* **SHORT EXERCISE**
Copy out word for word the part of the Dell Venue 10 7000 thread below that starts at "# Dell Venue" and ends at "design looks fantastic.".

*** PAGE ***

# Dell Venue 10 7000 Android laptop/tablet looks fantastic



## editor (Jun 17, 2015)

Dell have had several cracks at this and not got anywhere, but it looks like they may have hit the jackpot here. The design looks fantastic.






















> he Venue 10 7000 has a 10.5-inch OLED display with a gorgeous 2560 x 1600-pixel resolution, which beautifully shows off the bold colors and icons of Android 5 Lollipop. It comes equip with the same 2.3-GHz quad-core Intel Atom Z3580 processor as the Venue 8, helped along by 2GB of RAM. There will be some storage options that go up with price: 8GB, 16GB and 32GB. Plus, the tablet has a built-in microSD slot, which allows the 8GB device to expand to 64GB and the 32GB model to get a whopping 512GB of storage.
> 
> http://blog.laptopmag.com/dell-venue-10-7000-tablet-hands-on


It's priced at $499 upwards. Not available in the UK yet.

Dell: http://www.dell.com/us/p/dell-venue-10-7040-tablet/pd


----------



## editor (Jun 17, 2015)

Big review here: http://www.computerworld.com/article/2936138/android/dell-venue-10-7000-review.html


----------



## skyscraper101 (Jun 17, 2015)

Looks decent alright.

I've just got a Dell XPS 13 and the build quality is ace. Easily on a par with a macbook air.


----------



## skyscraper101 (Jun 17, 2015)

*** DATA LINES ***

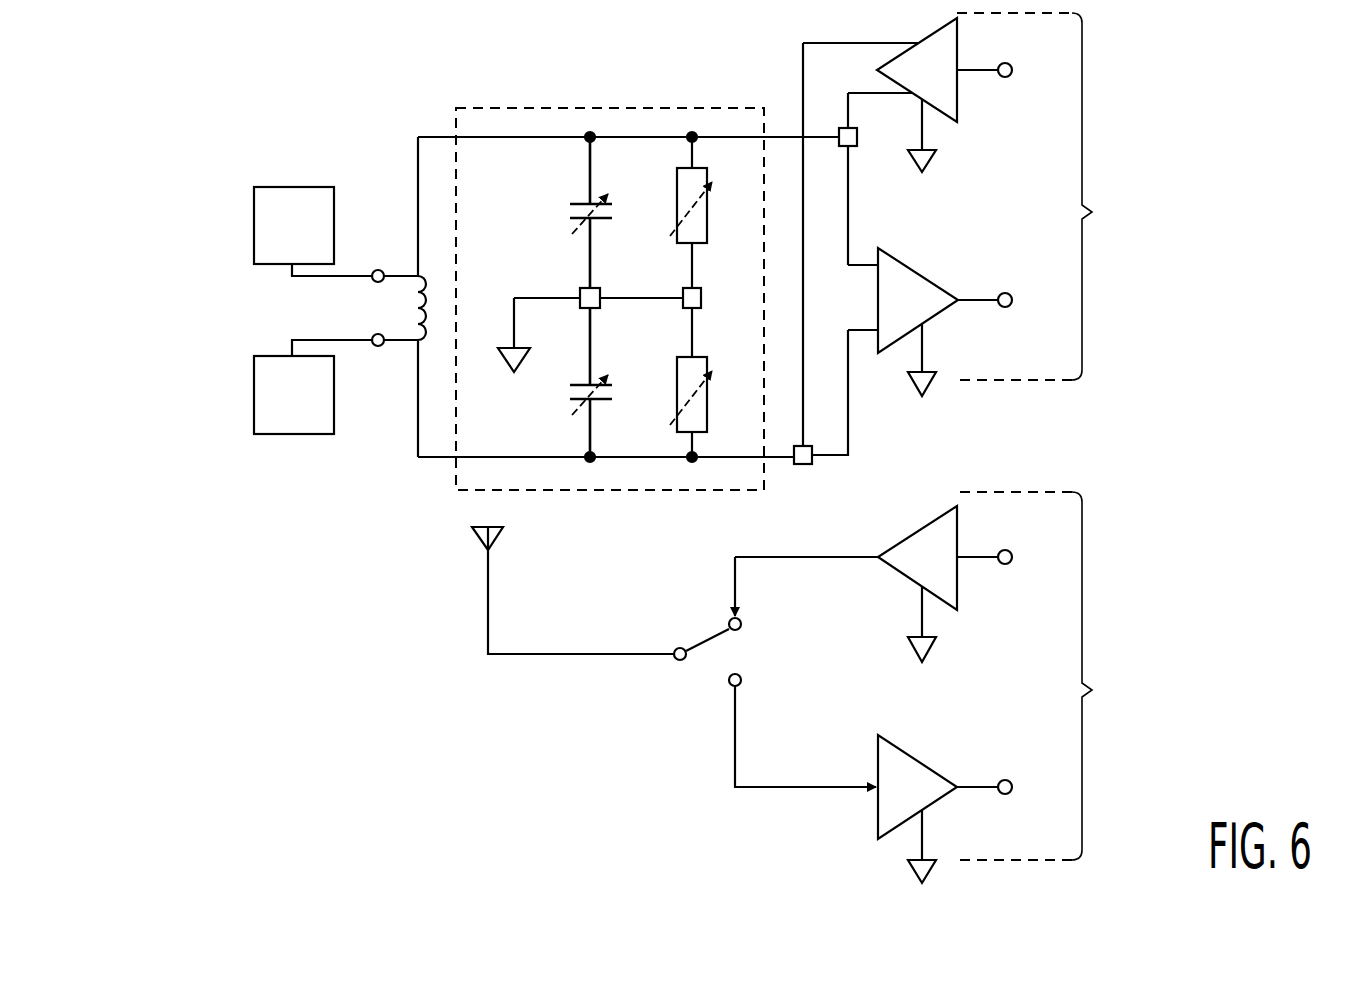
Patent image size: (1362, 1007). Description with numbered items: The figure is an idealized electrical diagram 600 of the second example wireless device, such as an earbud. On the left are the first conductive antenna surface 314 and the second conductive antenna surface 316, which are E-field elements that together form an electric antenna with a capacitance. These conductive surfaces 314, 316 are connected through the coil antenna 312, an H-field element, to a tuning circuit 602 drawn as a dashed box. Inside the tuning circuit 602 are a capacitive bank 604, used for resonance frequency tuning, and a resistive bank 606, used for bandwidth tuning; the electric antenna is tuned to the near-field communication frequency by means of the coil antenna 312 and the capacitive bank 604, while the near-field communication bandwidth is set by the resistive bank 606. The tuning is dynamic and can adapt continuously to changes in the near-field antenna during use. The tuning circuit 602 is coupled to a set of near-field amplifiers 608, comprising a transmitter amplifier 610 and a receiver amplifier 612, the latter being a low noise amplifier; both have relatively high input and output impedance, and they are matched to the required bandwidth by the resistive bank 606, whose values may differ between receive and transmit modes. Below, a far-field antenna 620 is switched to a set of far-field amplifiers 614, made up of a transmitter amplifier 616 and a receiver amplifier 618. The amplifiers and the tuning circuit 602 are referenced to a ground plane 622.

***

* **ANSWER TO THIS PROBLEM**
# Dell Venue 10 7000 Android laptop/tablet looks fantastic



## editor (Jun 17, 2015)

Dell have had several cracks at this and not got anywhere, but it looks like they may have hit the jackpot here. The design looks fantastic.